AIM OF THE TASK: Reproduce the data in its entirety, exactly as supplied.

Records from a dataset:
##########
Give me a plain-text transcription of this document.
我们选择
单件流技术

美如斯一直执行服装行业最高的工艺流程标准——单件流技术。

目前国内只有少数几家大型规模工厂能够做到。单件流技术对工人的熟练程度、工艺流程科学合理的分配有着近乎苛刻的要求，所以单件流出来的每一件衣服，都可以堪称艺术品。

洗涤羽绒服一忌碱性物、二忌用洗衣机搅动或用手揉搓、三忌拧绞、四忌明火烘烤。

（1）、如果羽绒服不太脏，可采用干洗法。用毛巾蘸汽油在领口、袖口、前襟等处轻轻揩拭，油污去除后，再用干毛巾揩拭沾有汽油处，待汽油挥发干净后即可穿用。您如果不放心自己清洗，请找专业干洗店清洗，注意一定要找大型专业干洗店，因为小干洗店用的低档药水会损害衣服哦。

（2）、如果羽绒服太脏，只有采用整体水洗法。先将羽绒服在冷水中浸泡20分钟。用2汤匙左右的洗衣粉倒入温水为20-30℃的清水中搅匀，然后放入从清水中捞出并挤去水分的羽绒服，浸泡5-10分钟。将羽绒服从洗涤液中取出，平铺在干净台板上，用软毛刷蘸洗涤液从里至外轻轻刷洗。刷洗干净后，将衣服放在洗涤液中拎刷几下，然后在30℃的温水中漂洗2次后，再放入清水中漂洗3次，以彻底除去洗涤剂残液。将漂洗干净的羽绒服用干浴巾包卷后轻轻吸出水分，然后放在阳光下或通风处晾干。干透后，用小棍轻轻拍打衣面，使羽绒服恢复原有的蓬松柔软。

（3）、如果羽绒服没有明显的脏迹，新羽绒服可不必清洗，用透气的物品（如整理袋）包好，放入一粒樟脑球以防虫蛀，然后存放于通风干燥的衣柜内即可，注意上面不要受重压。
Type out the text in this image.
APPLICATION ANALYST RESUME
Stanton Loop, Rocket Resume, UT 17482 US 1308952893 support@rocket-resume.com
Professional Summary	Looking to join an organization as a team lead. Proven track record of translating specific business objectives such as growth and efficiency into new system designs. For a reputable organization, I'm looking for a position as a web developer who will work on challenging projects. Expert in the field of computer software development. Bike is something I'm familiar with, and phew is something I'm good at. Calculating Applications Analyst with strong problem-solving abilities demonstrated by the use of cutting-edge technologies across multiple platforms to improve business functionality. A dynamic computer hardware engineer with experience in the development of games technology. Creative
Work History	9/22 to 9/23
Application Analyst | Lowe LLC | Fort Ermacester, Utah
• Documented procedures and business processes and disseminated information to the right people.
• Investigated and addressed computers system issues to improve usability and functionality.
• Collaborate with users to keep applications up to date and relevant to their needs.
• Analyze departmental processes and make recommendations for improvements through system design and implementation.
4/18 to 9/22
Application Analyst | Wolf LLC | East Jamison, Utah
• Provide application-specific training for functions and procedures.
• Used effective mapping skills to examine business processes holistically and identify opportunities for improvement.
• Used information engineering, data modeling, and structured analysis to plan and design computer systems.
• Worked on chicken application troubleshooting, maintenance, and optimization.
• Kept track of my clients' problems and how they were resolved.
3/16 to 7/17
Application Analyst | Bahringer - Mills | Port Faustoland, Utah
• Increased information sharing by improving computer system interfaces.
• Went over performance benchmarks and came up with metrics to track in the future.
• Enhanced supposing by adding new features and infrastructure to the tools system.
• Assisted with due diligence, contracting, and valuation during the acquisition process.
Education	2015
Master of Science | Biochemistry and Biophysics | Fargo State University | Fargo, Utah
##########
OUTPUT OF THE EXERCISE:
Give me a plain-text transcription of this document.
我们选择
单件流技术

美如斯一直执行服装行业最高的工艺流程标准——单件流技术。

目前国内只有少数几家大型规模工厂能够做到。单件流技术对工人的熟练程度、工艺流程科学合理的分配有着近乎苛刻的要求，所以单件流出来的每一件衣服，都可以堪称艺术品。

洗涤羽绒服一忌碱性物、二忌用洗衣机搅动或用手揉搓、三忌拧绞、四忌明火烘烤。

（1）、如果羽绒服不太脏，可采用干洗法。用毛巾蘸汽油在领口、袖口、前襟等处轻轻揩拭，油污去除后，再用干毛巾揩拭沾有汽油处，待汽油挥发干净后即可穿用。您如果不放心自己清洗，请找专业干洗店清洗，注意一定要找大型专业干洗店，因为小干洗店用的低档药水会损害衣服哦。

（2）、如果羽绒服太脏，只有采用整体水洗法。先将羽绒服在冷水中浸泡20分钟。用2汤匙左右的洗衣粉倒入温水为20-30℃的清水中搅匀，然后放入从清水中捞出并挤去水分的羽绒服，浸泡5-10分钟。将羽绒服从洗涤液中取出，平铺在干净台板上，用软毛刷蘸洗涤液从里至外轻轻刷洗。刷洗干净后，将衣服放在洗涤液中拎刷几下，然后在30℃的温水中漂洗2次后，再放入清水中漂洗3次，以彻底除去洗涤剂残液。将漂洗干净的羽绒服用干浴巾包卷后轻轻吸出水分，然后放在阳光下或通风处晾干。干透后，用小棍轻轻拍打衣面，使羽绒服恢复原有的蓬松柔软。

（3）、如果羽绒服没有明显的脏迹，新羽绒服可不必清洗，用透气的物品（如整理袋）包好，放入一粒樟脑球以防虫蛀，然后存放于通风干燥的衣柜内即可，注意上面不要受重压。
Type out the text in this image.
APPLICATION ANALYST RESUME
Stanton Loop, Rocket Resume, UT 17482 US 1308952893 support@rocket-resume.com
Professional Summary	Looking to join an organization as a team lead. Proven track record of translating specific business objectives such as growth and efficiency into new system designs. For a reputable organization, I'm looking for a position as a web developer who will work on challenging projects. Expert in the field of computer software development. Bike is something I'm familiar with, and phew is something I'm good at. Calculating Applications Analyst with strong problem-solving abilities demonstrated by the use of cutting-edge technologies across multiple platforms to improve business functionality. A dynamic computer hardware engineer with experience in the development of games technology. Creative
Work History	9/22 to 9/23
Application Analyst | Lowe LLC | Fort Ermacester, Utah
• Documented procedures and business processes and disseminated information to the right people.
• Investigated and addressed computers system issues to improve usability and functionality.
• Collaborate with users to keep applications up to date and relevant to their needs.
• Analyze departmental processes and make recommendations for improvements through system design and implementation.
4/18 to 9/22
Application Analyst | Wolf LLC | East Jamison, Utah
• Provide application-specific training for functions and procedures.
• Used effective mapping skills to examine business processes holistically and identify opportunities for improvement.
• Used information engineering, data modeling, and structured analysis to plan and design computer systems.
• Worked on chicken application troubleshooting, maintenance, and optimization.
• Kept track of my clients' problems and how they were resolved.
3/16 to 7/17
Application Analyst | Bahringer - Mills | Port Faustoland, Utah
• Increased information sharing by improving computer system interfaces.
• Went over performance benchmarks and came up with metrics to track in the future.
• Enhanced supposing by adding new features and infrastructure to the tools system.
• Assisted with due diligence, contracting, and valuation during the acquisition process.
Education	2015
Master of Science | Biochemistry and Biophysics | Fargo State University | Fargo, Utah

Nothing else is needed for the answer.